Only a number is wanted: how many lines in these records contain the word "HIREMATH"?

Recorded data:
====================
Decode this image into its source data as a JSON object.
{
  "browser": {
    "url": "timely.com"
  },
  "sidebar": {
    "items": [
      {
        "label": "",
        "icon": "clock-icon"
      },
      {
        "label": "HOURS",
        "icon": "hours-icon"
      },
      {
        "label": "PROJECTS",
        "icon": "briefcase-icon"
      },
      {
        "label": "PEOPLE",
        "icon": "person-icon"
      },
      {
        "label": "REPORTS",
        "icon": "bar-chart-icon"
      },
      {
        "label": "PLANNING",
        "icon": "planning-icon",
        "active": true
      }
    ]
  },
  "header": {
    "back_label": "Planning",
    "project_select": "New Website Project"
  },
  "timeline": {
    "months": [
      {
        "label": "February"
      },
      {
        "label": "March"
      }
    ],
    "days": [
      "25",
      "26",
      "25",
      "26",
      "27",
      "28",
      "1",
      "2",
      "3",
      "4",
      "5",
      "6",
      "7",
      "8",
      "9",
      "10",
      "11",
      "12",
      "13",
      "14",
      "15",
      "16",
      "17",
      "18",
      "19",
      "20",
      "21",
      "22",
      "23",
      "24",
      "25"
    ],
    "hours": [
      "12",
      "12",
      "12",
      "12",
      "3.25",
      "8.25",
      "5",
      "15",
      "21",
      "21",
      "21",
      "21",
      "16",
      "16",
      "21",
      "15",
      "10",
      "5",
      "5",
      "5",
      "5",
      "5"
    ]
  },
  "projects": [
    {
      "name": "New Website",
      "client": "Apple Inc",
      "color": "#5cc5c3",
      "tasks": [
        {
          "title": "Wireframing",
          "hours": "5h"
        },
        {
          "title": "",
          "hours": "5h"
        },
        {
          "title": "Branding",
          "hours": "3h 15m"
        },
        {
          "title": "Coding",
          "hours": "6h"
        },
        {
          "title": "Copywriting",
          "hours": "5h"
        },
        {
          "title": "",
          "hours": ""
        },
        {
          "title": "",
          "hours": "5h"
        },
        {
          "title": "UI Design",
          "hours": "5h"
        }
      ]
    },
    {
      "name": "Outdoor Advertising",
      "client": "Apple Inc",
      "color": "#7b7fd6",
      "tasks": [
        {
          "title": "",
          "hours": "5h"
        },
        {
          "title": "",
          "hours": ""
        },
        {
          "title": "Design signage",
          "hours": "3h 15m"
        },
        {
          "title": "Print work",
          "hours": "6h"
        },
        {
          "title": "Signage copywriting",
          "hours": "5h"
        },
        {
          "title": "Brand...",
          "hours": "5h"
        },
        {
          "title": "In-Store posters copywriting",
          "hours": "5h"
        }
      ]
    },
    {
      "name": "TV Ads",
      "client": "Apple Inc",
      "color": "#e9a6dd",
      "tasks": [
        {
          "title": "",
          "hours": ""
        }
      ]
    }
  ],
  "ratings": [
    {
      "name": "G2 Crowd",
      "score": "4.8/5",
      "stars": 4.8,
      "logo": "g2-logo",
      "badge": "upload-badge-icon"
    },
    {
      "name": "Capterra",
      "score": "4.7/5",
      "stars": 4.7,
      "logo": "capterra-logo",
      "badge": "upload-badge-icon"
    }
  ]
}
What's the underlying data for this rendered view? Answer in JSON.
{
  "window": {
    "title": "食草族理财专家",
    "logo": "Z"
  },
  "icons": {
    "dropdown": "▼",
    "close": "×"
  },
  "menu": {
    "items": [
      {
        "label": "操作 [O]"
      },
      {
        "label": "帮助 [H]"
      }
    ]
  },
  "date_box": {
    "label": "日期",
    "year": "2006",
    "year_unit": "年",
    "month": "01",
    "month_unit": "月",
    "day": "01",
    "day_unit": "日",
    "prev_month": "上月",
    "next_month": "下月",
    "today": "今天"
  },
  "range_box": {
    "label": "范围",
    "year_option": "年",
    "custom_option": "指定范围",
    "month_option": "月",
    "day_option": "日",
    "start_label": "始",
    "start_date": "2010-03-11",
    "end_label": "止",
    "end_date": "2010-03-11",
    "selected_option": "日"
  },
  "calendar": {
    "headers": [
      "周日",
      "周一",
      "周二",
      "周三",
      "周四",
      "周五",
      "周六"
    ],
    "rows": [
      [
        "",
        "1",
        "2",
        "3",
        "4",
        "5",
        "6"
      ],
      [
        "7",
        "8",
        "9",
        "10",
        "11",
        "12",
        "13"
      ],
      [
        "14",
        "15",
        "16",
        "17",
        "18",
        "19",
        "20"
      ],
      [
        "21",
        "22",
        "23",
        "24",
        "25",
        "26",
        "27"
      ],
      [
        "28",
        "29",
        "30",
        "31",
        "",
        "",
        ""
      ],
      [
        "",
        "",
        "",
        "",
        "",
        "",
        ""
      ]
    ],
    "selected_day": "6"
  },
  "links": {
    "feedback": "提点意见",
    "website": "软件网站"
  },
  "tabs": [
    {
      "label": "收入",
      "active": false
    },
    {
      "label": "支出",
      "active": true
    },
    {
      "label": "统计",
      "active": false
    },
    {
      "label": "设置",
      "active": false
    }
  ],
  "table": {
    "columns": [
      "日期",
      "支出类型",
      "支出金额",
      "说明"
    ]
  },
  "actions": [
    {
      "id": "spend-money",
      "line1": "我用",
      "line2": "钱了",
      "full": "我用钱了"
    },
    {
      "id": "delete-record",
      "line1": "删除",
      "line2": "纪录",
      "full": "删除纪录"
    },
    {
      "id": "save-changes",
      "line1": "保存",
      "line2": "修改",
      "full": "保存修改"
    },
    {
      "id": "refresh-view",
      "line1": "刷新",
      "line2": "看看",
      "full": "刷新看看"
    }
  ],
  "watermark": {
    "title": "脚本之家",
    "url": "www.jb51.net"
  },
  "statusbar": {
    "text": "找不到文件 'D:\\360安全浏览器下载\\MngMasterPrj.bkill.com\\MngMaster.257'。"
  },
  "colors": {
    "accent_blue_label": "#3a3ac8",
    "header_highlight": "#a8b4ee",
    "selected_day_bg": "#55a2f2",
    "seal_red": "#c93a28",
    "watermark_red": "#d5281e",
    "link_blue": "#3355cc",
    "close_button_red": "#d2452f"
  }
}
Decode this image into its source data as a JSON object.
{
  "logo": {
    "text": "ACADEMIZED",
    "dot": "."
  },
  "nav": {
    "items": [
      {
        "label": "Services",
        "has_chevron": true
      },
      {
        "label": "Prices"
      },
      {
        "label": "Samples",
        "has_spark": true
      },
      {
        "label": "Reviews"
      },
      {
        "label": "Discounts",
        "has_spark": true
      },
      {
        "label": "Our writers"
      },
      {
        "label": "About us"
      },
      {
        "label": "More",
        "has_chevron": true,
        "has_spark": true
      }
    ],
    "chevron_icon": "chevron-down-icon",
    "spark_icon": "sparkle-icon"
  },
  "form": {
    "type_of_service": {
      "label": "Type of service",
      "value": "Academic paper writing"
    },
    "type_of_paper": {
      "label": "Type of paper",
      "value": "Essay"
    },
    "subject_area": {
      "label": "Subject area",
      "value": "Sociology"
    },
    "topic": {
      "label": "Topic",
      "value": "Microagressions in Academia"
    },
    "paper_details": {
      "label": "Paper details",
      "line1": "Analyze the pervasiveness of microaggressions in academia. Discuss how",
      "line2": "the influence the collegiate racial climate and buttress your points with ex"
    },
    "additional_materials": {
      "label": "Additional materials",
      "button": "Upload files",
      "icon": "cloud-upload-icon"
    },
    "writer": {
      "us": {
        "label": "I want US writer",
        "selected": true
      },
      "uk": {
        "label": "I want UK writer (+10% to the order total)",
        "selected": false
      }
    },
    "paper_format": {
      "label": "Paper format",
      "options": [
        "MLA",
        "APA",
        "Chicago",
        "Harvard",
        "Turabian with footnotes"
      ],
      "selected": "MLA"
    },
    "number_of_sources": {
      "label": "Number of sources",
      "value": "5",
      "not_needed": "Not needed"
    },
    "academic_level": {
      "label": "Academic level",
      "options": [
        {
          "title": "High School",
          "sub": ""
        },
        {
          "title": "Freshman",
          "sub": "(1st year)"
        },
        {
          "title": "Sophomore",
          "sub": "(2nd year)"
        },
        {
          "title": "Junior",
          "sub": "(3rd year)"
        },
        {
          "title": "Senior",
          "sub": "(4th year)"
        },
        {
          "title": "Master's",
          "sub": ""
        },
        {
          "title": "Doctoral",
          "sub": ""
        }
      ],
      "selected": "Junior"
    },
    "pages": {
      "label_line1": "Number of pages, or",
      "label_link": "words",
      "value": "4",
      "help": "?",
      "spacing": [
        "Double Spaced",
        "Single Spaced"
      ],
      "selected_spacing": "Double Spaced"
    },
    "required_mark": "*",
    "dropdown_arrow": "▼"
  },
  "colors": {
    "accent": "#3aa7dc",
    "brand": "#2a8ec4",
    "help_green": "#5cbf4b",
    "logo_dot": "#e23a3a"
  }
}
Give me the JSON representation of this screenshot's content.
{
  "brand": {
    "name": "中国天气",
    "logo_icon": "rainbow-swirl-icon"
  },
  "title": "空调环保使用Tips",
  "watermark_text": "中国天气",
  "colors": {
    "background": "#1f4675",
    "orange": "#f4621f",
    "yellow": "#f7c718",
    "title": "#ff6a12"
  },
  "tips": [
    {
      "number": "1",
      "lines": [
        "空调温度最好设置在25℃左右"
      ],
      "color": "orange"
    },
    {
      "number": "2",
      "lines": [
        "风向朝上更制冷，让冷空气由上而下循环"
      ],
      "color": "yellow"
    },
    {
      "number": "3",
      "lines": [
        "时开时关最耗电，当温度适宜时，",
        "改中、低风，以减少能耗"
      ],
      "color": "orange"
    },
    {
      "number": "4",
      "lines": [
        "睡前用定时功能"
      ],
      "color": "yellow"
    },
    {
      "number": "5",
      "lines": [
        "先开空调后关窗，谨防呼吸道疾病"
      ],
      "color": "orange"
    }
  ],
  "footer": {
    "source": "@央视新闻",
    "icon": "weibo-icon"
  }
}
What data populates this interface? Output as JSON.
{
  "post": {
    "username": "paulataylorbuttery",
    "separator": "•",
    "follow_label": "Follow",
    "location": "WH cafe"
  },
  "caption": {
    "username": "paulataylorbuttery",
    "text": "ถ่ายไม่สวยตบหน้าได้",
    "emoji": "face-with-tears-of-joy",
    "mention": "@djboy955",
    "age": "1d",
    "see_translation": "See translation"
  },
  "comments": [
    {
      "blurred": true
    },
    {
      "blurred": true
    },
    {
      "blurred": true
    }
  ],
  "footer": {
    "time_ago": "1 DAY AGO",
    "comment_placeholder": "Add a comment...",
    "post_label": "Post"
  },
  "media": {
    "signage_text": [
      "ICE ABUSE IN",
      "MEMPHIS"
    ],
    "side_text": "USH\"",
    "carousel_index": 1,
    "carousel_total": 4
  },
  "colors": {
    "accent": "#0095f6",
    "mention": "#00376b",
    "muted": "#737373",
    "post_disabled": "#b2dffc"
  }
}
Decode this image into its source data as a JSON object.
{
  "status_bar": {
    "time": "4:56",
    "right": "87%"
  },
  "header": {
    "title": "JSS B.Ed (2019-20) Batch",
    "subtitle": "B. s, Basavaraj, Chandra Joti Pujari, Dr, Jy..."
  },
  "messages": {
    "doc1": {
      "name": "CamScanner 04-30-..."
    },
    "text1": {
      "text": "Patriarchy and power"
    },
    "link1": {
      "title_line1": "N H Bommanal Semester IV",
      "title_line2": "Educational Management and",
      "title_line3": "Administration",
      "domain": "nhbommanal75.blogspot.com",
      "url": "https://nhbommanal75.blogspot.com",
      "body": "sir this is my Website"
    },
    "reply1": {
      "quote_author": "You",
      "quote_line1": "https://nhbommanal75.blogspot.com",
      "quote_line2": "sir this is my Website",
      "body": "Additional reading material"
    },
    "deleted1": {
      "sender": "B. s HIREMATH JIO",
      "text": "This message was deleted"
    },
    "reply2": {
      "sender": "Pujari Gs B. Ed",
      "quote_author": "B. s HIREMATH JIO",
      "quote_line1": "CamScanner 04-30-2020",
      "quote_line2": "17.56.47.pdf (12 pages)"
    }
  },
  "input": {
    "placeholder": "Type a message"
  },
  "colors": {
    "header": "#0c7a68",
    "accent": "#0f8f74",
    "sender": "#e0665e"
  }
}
====================
TASK ANSWER: 2